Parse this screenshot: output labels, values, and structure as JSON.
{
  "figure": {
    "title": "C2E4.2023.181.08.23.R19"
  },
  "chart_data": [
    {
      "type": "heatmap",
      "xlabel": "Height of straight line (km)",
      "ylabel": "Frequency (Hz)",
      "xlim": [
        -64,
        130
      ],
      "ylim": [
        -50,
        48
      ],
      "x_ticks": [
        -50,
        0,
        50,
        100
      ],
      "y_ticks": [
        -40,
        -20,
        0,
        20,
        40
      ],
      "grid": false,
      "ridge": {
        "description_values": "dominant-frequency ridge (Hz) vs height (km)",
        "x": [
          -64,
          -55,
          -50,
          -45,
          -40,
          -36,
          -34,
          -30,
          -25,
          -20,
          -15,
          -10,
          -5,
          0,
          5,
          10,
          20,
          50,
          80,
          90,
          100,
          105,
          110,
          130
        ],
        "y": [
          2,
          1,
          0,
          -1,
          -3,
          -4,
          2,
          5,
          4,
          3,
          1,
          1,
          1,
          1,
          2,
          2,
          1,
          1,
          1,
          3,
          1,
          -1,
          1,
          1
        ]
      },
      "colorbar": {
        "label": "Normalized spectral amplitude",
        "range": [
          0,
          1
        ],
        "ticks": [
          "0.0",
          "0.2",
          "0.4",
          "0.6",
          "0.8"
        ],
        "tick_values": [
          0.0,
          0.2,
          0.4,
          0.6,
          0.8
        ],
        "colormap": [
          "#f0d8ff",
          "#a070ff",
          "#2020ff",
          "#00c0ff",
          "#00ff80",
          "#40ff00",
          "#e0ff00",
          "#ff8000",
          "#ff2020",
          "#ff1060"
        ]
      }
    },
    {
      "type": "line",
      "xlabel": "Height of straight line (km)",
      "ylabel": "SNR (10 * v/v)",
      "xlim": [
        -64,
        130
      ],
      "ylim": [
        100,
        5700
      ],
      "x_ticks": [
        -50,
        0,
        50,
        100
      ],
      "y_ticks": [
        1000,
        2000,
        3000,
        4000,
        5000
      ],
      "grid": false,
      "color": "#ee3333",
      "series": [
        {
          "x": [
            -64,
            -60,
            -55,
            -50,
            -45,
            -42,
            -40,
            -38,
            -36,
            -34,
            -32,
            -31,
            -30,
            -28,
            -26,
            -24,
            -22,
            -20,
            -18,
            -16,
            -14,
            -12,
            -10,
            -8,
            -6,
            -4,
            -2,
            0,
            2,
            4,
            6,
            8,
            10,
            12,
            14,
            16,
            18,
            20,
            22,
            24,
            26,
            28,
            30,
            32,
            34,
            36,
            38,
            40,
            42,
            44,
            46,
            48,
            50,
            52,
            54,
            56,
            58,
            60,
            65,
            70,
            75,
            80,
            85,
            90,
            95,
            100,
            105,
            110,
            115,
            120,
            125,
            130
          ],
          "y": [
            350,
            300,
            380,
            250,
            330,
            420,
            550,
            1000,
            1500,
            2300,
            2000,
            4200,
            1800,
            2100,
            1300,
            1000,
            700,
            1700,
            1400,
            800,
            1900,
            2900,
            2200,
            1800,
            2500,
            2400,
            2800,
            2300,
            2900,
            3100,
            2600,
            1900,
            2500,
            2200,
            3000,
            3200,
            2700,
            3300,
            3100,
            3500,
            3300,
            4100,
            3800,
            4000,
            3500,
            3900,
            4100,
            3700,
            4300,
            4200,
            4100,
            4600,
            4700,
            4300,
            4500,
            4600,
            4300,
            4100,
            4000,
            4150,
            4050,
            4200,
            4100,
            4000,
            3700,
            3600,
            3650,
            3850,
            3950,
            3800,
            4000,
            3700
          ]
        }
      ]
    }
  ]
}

····················

Repeat the listing above without any change.

> Task solution
Parse this screenshot: output labels, values, and structure as JSON.
{
  "figure": {
    "title": "C2E4.2023.181.08.23.R19"
  },
  "chart_data": [
    {
      "type": "heatmap",
      "xlabel": "Height of straight line (km)",
      "ylabel": "Frequency (Hz)",
      "xlim": [
        -64,
        130
      ],
      "ylim": [
        -50,
        48
      ],
      "x_ticks": [
        -50,
        0,
        50,
        100
      ],
      "y_ticks": [
        -40,
        -20,
        0,
        20,
        40
      ],
      "grid": false,
      "ridge": {
        "description_values": "dominant-frequency ridge (Hz) vs height (km)",
        "x": [
          -64,
          -55,
          -50,
          -45,
          -40,
          -36,
          -34,
          -30,
          -25,
          -20,
          -15,
          -10,
          -5,
          0,
          5,
          10,
          20,
          50,
          80,
          90,
          100,
          105,
          110,
          130
        ],
        "y": [
          2,
          1,
          0,
          -1,
          -3,
          -4,
          2,
          5,
          4,
          3,
          1,
          1,
          1,
          1,
          2,
          2,
          1,
          1,
          1,
          3,
          1,
          -1,
          1,
          1
        ]
      },
      "colorbar": {
        "label": "Normalized spectral amplitude",
        "range": [
          0,
          1
        ],
        "ticks": [
          "0.0",
          "0.2",
          "0.4",
          "0.6",
          "0.8"
        ],
        "tick_values": [
          0.0,
          0.2,
          0.4,
          0.6,
          0.8
        ],
        "colormap": [
          "#f0d8ff",
          "#a070ff",
          "#2020ff",
          "#00c0ff",
          "#00ff80",
          "#40ff00",
          "#e0ff00",
          "#ff8000",
          "#ff2020",
          "#ff1060"
        ]
      }
    },
    {
      "type": "line",
      "xlabel": "Height of straight line (km)",
      "ylabel": "SNR (10 * v/v)",
      "xlim": [
        -64,
        130
      ],
      "ylim": [
        100,
        5700
      ],
      "x_ticks": [
        -50,
        0,
        50,
        100
      ],
      "y_ticks": [
        1000,
        2000,
        3000,
        4000,
        5000
      ],
      "grid": false,
      "color": "#ee3333",
      "series": [
        {
          "x": [
            -64,
            -60,
            -55,
            -50,
            -45,
            -42,
            -40,
            -38,
            -36,
            -34,
            -32,
            -31,
            -30,
            -28,
            -26,
            -24,
            -22,
            -20,
            -18,
            -16,
            -14,
            -12,
            -10,
            -8,
            -6,
            -4,
            -2,
            0,
            2,
            4,
            6,
            8,
            10,
            12,
            14,
            16,
            18,
            20,
            22,
            24,
            26,
            28,
            30,
            32,
            34,
            36,
            38,
            40,
            42,
            44,
            46,
            48,
            50,
            52,
            54,
            56,
            58,
            60,
            65,
            70,
            75,
            80,
            85,
            90,
            95,
            100,
            105,
            110,
            115,
            120,
            125,
            130
          ],
          "y": [
            350,
            300,
            380,
            250,
            330,
            420,
            550,
            1000,
            1500,
            2300,
            2000,
            4200,
            1800,
            2100,
            1300,
            1000,
            700,
            1700,
            1400,
            800,
            1900,
            2900,
            2200,
            1800,
            2500,
            2400,
            2800,
            2300,
            2900,
            3100,
            2600,
            1900,
            2500,
            2200,
            3000,
            3200,
            2700,
            3300,
            3100,
            3500,
            3300,
            4100,
            3800,
            4000,
            3500,
            3900,
            4100,
            3700,
            4300,
            4200,
            4100,
            4600,
            4700,
            4300,
            4500,
            4600,
            4300,
            4100,
            4000,
            4150,
            4050,
            4200,
            4100,
            4000,
            3700,
            3600,
            3650,
            3850,
            3950,
            3800,
            4000,
            3700
          ]
        }
      ]
    }
  ]
}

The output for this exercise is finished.